◆ TEXT TO READ ◆
▬▬▬

Leaving Marriage Behind: Many Couples Deciding to Remain Unmarried

A recent study by the National Marriage Project took a closer look at the state of marriages in the U.S. The study focused on whether couples who had children were married or unmarried. The results indicated that a person's education level played a large role in his or her decision to get married or start a family.

Participants were grouped into three categories: those with less than high school education, those with a high school diploma, and those with at least a bachelor's degree. For women with less than a high school diploma, 54 percent of those who had children were unmarried. If they had a high school diploma, the number drops to 44 percent. When the woman had at least a bachelor's degree, only 6 percent of the children were born to unmarried mothers.

Although parents are electing to not get married, many are still living together as a family.

Uses and Benefits of Cohabitation Agreements

Couples who choose to live together without marrying need to take steps to protect themselves. Similar to a prenuptial agreement, a cohabitation agreement can spell out what each person is entitled to in the event that a relationship ends, especially when you are buying a home and sharing property together.

▬▬▬

◆ TASK BRIEF ◆
Decide whether each statement below agrees with the text on couples remaining unmarried. Answer yes or no for each, quoting the deciding words from the text.
1. The study sorted participants into four education categories.
2. Among women with a high school diploma, 44 percent of those who had children were unmarried.
3. A cohabitation agreement is compared to a prenuptial agreement.

▬▬▬

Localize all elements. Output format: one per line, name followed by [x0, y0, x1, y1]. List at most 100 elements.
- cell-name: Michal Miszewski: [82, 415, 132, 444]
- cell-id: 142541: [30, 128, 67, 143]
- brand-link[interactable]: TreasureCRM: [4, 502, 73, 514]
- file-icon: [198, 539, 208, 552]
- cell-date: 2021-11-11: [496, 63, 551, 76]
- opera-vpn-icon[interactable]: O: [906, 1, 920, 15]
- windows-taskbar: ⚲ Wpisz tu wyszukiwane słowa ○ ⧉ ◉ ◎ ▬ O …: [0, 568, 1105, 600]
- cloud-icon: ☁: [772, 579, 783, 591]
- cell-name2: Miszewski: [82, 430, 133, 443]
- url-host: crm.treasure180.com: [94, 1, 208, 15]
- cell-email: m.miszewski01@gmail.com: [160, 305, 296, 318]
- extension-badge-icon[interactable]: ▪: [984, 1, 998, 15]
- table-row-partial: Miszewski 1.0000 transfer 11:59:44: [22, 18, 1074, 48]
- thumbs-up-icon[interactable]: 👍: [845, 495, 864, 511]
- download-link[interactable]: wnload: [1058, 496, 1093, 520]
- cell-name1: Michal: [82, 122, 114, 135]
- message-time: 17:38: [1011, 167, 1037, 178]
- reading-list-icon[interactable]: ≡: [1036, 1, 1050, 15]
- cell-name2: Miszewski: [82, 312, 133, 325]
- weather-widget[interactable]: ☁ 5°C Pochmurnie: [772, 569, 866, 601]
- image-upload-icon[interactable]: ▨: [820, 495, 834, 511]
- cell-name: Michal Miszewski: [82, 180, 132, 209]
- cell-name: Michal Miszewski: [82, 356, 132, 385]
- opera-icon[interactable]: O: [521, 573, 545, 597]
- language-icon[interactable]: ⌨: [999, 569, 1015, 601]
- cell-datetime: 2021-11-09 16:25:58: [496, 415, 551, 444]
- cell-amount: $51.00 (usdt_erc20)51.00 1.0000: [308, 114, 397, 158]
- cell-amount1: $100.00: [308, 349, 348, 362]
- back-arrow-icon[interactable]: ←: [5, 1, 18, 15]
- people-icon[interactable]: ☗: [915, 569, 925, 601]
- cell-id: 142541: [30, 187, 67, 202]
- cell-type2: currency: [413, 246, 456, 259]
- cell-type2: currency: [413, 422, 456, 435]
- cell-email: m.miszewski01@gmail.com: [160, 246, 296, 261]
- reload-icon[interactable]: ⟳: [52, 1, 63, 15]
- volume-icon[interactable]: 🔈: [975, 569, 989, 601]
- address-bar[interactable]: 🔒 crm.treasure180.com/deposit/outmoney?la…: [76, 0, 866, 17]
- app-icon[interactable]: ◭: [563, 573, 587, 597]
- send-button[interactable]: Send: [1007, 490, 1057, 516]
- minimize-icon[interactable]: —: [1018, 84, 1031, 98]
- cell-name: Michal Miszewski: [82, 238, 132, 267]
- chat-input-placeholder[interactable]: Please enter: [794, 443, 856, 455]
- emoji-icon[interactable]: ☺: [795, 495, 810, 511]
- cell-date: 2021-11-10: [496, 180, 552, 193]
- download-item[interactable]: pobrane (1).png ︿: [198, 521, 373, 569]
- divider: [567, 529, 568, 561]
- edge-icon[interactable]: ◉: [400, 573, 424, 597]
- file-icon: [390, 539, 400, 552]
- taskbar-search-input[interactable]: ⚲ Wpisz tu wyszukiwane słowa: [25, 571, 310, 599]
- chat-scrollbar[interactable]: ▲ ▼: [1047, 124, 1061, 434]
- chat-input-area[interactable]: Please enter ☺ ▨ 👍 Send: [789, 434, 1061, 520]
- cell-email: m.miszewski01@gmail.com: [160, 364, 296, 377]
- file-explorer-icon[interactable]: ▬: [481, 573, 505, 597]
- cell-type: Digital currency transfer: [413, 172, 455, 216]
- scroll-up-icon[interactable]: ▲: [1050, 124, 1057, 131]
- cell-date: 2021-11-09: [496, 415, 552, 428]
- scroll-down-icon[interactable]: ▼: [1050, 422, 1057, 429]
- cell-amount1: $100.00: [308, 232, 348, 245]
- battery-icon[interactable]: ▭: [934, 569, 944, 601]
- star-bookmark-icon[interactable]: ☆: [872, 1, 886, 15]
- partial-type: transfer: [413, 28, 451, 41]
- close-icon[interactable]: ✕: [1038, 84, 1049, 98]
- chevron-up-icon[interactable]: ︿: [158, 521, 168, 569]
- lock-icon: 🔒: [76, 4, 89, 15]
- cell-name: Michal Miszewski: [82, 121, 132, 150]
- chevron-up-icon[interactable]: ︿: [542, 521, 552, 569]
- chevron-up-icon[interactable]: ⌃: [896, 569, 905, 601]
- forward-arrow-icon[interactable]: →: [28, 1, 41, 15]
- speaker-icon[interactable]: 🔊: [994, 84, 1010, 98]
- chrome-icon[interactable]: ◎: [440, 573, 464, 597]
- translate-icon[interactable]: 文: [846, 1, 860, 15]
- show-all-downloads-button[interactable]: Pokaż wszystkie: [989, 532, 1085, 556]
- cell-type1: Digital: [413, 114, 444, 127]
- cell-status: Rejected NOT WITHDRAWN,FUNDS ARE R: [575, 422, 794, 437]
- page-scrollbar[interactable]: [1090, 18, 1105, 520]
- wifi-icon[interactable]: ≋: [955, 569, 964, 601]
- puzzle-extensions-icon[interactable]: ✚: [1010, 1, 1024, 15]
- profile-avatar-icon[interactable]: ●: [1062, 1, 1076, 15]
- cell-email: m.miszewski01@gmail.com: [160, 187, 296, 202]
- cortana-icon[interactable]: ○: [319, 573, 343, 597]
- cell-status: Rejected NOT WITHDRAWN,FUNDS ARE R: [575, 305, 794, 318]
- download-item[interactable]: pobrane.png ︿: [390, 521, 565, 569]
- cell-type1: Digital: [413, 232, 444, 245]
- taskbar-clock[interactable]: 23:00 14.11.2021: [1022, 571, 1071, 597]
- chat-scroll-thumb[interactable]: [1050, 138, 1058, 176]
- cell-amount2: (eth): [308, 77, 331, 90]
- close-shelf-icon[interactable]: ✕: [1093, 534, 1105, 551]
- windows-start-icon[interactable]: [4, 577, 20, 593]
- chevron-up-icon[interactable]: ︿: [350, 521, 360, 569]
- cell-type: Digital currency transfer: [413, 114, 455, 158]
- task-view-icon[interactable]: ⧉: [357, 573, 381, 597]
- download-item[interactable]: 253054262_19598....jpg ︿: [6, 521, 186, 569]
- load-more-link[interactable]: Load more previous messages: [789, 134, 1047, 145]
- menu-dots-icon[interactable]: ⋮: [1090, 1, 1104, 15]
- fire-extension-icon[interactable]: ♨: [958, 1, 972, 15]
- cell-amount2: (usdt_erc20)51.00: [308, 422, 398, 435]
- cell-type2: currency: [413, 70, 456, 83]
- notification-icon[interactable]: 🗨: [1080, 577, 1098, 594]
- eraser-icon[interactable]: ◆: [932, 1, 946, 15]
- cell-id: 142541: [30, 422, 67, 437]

▬▬▬

◆ ANSWER TO THE TASK ◆
1. No: "Participants were grouped into three categories"
2. Yes: "If they had a high school diploma, the number drops to 44 percent."
3. Yes: "Similar to a prenuptial agreement, a cohabitation agreement can spell out what each person is entitled to"